THE EXERCISE: All lines featuring the string "this" are to be listed.

DATA PROVIDED:
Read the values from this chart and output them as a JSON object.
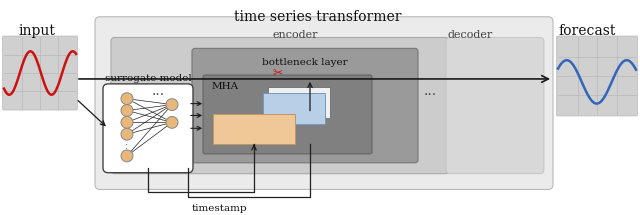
{
  "title": "time series transformer",
  "bg_color": "#ffffff",
  "input_label": "input",
  "forecast_label": "forecast",
  "surrogate_label": "surrogate model",
  "timestamp_label": "timestamp",
  "encoder_label": "encoder",
  "decoder_label": "decoder",
  "bottleneck_label": "bottleneck layer",
  "mha_label": "MHA",
  "light_gray": "#e4e4e4",
  "mid_gray": "#c0c0c0",
  "dark_gray": "#999999",
  "darker_gray": "#808080",
  "node_color": "#e8b87a",
  "ffn_box_color": "#f0c898",
  "blue_box_color": "#b8cfe8",
  "white_box_color": "#f0f0f0",
  "arrow_color": "#1a1a1a",
  "red_color": "#cc1111",
  "blue_line_color": "#3366bb",
  "red_line_color": "#cc1111",
  "grid_line_color": "#b8b8b8",
  "grid_fill_color": "#d0d0d0"
}
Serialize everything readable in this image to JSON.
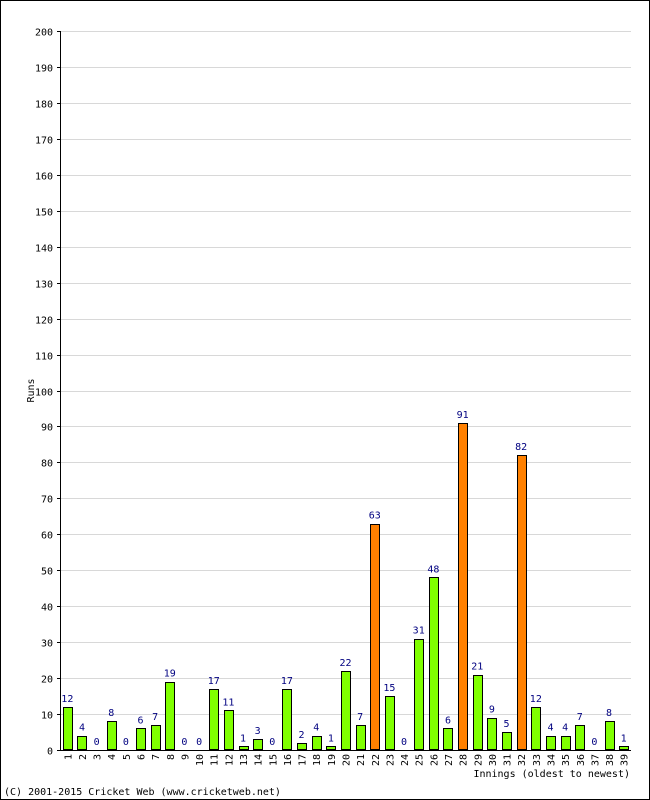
{
  "chart_data": {
    "type": "bar",
    "xlabel": "Innings (oldest to newest)",
    "ylabel": "Runs",
    "ylim": [
      0,
      200
    ],
    "yticks": [
      0,
      10,
      20,
      30,
      40,
      50,
      60,
      70,
      80,
      90,
      100,
      110,
      120,
      130,
      140,
      150,
      160,
      170,
      180,
      190,
      200
    ],
    "grid": true,
    "categories": [
      "1",
      "2",
      "3",
      "4",
      "5",
      "6",
      "7",
      "8",
      "9",
      "10",
      "11",
      "12",
      "13",
      "14",
      "15",
      "16",
      "17",
      "18",
      "19",
      "20",
      "21",
      "22",
      "23",
      "24",
      "25",
      "26",
      "27",
      "28",
      "29",
      "30",
      "31",
      "32",
      "33",
      "34",
      "35",
      "36",
      "37",
      "38",
      "39"
    ],
    "values": [
      12,
      4,
      0,
      8,
      0,
      6,
      7,
      19,
      0,
      0,
      17,
      11,
      1,
      3,
      0,
      17,
      2,
      4,
      1,
      22,
      7,
      63,
      15,
      0,
      31,
      48,
      6,
      91,
      21,
      9,
      5,
      82,
      12,
      4,
      4,
      7,
      0,
      8,
      1
    ],
    "highlight_threshold": 50,
    "colors": {
      "normal": "#80ff00",
      "highlight": "#ff8000",
      "value_label": "#000080",
      "grid": "#d8d8d8"
    }
  },
  "footer": {
    "copyright": "(C) 2001-2015 Cricket Web (www.cricketweb.net)"
  }
}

EXERCISE RESULT:
Read the values from this chart and output them as a JSON object.
Serialize everything readable in this image to JSON.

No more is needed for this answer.